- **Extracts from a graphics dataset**
***

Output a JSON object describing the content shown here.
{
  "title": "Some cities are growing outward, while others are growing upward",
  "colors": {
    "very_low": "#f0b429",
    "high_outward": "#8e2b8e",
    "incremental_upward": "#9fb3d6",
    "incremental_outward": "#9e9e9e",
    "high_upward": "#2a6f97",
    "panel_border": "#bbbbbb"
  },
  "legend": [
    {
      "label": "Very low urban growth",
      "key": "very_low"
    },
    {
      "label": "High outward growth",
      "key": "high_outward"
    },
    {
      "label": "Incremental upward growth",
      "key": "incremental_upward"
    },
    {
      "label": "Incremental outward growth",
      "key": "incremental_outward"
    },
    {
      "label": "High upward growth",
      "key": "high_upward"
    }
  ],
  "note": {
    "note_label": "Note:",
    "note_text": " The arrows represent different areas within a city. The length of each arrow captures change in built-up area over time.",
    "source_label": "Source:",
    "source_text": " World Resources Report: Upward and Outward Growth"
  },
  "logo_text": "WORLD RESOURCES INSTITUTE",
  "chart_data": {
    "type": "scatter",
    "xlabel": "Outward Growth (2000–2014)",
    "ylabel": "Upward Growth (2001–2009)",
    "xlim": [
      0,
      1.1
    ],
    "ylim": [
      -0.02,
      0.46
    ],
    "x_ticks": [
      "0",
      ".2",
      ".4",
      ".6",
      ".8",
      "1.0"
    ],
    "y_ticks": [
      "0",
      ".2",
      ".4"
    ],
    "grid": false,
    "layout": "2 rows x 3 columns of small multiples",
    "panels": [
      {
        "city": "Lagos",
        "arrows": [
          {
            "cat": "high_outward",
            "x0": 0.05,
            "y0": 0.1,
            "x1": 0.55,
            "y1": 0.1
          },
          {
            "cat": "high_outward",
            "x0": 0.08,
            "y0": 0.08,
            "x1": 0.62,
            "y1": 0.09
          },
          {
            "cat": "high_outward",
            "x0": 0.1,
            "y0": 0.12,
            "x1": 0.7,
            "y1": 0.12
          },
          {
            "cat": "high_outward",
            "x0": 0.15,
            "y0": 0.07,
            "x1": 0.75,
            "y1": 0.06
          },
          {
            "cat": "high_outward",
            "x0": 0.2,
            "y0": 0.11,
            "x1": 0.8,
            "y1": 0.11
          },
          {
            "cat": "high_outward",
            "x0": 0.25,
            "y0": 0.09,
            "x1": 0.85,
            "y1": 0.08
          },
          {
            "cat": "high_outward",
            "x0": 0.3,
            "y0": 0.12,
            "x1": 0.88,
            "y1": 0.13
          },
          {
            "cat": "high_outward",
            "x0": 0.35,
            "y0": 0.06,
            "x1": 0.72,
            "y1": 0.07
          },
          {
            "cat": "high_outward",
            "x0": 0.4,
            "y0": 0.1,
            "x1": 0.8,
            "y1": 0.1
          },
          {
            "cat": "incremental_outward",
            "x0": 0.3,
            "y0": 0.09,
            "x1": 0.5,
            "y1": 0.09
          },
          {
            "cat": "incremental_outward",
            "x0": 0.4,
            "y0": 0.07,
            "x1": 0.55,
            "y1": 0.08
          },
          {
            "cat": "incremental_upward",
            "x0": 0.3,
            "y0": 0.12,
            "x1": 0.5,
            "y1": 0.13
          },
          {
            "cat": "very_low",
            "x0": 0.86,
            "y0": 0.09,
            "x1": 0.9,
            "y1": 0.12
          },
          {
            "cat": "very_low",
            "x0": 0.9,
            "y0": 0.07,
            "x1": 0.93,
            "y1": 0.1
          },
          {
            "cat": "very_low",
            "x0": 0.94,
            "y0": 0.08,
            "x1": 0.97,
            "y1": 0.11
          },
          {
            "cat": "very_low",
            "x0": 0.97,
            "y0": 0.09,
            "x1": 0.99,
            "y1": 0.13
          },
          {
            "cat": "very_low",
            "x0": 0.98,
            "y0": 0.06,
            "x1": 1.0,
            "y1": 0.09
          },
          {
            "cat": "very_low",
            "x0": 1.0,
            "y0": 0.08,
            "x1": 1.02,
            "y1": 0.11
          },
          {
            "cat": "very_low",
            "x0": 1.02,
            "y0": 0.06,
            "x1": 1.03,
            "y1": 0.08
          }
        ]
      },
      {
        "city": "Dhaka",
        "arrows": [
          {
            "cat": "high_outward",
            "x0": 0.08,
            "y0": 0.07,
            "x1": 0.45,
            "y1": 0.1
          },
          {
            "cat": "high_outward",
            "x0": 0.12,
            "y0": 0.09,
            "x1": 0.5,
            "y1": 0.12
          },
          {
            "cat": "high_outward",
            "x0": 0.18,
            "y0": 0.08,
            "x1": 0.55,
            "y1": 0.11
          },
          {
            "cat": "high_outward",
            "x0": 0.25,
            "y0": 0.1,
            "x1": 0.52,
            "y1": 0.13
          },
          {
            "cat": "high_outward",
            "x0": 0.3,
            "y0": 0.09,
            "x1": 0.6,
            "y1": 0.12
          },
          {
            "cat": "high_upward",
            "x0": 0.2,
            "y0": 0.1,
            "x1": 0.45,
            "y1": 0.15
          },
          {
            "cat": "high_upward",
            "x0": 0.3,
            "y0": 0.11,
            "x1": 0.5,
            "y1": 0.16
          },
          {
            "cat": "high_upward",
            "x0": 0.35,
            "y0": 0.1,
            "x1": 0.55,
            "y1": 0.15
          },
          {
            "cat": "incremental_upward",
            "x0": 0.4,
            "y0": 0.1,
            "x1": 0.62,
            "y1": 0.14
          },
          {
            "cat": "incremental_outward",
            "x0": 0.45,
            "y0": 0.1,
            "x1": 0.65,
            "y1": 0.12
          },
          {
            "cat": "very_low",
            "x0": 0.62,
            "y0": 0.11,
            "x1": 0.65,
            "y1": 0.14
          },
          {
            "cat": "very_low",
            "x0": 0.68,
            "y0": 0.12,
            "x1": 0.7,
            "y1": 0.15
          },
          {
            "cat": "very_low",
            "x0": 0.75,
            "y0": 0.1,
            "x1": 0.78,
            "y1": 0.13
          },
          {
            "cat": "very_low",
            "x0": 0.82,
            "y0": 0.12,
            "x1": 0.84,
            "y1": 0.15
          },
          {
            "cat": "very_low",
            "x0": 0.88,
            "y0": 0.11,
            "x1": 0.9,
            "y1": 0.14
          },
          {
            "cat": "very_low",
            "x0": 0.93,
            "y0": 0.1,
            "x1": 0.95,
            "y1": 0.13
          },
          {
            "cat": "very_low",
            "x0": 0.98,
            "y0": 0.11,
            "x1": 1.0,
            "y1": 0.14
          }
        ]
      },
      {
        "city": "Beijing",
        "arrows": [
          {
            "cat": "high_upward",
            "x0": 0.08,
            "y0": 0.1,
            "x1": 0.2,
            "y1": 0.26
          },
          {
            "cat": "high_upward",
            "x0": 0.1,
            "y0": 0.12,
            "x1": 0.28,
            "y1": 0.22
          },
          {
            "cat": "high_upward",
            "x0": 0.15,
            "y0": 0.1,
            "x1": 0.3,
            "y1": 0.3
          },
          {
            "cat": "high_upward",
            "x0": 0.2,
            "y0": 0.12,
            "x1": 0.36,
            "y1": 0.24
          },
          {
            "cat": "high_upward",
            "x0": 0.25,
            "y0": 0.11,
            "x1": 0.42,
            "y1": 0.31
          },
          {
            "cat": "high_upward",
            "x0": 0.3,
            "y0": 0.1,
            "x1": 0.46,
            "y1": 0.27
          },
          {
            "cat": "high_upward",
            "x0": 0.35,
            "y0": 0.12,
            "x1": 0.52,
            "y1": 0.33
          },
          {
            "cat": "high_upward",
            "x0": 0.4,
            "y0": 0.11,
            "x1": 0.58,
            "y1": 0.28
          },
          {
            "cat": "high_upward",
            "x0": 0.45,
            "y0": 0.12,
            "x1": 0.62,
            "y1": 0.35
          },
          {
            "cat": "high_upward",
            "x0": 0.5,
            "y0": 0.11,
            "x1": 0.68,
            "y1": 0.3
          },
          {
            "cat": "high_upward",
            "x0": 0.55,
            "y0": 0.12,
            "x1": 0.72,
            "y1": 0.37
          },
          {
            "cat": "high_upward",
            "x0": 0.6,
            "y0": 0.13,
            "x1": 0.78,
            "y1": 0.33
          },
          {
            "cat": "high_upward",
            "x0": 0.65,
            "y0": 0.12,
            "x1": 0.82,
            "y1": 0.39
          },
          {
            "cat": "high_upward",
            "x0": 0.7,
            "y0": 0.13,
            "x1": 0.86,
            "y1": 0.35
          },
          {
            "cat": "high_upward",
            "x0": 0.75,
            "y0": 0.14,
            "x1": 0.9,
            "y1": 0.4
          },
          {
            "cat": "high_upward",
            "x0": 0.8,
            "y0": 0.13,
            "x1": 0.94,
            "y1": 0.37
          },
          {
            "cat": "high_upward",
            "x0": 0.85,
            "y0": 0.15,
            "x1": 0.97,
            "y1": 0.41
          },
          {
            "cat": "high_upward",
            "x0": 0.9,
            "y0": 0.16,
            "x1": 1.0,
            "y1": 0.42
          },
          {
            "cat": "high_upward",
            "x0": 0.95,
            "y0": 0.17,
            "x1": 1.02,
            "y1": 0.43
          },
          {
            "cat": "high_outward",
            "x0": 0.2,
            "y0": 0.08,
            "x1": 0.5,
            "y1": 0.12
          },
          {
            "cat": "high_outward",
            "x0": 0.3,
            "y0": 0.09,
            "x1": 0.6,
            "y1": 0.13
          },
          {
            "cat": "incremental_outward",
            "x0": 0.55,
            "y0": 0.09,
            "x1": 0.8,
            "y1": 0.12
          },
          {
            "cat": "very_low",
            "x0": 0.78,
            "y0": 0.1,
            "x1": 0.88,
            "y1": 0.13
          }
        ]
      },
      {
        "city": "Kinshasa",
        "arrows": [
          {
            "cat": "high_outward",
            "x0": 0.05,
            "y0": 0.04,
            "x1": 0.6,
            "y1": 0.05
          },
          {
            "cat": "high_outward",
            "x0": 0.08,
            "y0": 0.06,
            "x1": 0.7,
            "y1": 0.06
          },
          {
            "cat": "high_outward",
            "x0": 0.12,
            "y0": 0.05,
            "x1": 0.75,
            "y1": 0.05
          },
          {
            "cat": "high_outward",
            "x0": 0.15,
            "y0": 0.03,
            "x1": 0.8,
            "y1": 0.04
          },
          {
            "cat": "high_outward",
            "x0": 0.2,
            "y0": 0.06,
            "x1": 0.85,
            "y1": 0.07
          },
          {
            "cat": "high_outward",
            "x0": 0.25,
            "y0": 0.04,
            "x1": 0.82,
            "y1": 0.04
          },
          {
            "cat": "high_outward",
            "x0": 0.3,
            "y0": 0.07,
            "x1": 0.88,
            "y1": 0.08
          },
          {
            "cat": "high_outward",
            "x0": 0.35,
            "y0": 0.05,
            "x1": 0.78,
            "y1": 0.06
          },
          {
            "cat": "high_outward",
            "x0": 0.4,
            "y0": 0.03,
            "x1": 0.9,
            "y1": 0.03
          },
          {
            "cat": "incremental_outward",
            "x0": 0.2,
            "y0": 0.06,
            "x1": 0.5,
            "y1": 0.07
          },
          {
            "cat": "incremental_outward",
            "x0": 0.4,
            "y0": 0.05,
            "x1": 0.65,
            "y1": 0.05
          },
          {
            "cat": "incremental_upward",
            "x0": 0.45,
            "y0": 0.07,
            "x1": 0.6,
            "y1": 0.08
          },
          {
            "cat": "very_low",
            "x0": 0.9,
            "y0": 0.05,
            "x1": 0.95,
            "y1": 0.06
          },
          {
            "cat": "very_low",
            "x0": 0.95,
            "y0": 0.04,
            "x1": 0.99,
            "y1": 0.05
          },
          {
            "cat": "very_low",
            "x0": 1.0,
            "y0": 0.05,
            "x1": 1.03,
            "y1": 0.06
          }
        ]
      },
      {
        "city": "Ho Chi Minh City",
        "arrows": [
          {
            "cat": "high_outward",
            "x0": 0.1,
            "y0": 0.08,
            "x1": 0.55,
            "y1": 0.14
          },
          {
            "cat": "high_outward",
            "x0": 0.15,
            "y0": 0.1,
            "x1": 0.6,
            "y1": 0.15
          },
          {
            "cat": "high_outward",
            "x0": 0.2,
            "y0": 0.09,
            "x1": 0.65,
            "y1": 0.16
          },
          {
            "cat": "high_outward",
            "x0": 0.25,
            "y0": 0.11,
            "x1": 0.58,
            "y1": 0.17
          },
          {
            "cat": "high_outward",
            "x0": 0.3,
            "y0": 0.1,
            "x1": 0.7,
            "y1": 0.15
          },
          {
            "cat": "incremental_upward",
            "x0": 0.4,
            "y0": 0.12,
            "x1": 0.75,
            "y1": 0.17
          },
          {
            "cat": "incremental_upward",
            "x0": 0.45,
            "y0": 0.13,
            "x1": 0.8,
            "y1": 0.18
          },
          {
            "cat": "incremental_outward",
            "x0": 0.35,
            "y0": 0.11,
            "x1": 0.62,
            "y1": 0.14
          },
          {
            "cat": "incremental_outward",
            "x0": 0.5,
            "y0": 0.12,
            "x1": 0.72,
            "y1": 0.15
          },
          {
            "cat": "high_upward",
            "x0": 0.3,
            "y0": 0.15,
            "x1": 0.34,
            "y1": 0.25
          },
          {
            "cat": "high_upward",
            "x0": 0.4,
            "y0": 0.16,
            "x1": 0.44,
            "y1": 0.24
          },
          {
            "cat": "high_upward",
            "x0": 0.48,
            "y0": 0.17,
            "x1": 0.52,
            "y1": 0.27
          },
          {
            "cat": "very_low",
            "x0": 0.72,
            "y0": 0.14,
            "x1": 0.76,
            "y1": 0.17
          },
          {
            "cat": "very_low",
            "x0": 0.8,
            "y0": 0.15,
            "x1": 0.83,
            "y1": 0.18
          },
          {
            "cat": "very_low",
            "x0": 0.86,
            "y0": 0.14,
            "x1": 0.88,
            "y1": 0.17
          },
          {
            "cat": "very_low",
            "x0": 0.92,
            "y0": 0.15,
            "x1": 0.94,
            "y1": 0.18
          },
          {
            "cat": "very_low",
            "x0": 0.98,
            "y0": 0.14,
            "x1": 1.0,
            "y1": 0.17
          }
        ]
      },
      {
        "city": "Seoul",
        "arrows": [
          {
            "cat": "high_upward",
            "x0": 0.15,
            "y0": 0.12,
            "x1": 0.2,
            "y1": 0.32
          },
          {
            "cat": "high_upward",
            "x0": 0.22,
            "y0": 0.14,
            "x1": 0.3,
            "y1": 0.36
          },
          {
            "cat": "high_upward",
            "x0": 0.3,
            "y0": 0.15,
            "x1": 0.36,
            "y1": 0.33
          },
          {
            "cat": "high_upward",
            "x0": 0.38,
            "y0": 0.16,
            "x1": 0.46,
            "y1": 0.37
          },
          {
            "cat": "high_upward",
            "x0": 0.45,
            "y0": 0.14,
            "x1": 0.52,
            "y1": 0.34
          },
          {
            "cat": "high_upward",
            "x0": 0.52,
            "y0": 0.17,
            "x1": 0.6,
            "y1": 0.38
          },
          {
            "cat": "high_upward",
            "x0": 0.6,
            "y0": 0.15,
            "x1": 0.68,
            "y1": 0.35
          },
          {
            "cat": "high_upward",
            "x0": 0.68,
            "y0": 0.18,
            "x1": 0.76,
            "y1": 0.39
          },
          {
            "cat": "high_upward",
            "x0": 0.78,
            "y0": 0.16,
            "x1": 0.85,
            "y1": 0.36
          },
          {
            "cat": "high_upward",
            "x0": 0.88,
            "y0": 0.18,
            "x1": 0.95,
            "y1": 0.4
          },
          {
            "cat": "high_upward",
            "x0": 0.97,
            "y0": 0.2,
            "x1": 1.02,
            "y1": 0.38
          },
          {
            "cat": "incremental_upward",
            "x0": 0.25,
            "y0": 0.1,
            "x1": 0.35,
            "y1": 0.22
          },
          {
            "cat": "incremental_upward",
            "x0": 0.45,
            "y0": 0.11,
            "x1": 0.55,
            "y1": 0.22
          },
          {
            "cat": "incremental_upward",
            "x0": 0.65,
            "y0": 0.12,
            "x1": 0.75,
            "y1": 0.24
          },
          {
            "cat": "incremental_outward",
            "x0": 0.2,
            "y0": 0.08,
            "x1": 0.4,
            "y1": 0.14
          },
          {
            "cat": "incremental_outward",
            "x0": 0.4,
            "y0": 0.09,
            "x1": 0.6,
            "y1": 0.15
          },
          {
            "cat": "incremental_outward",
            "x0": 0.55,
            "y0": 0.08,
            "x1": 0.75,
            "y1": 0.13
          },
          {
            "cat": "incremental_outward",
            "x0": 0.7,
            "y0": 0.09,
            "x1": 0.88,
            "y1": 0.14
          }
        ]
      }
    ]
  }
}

***

- **Goal of the exercise**
Tell how many lines hold the string "city", giving the number and nothing else.

- **Task output**
7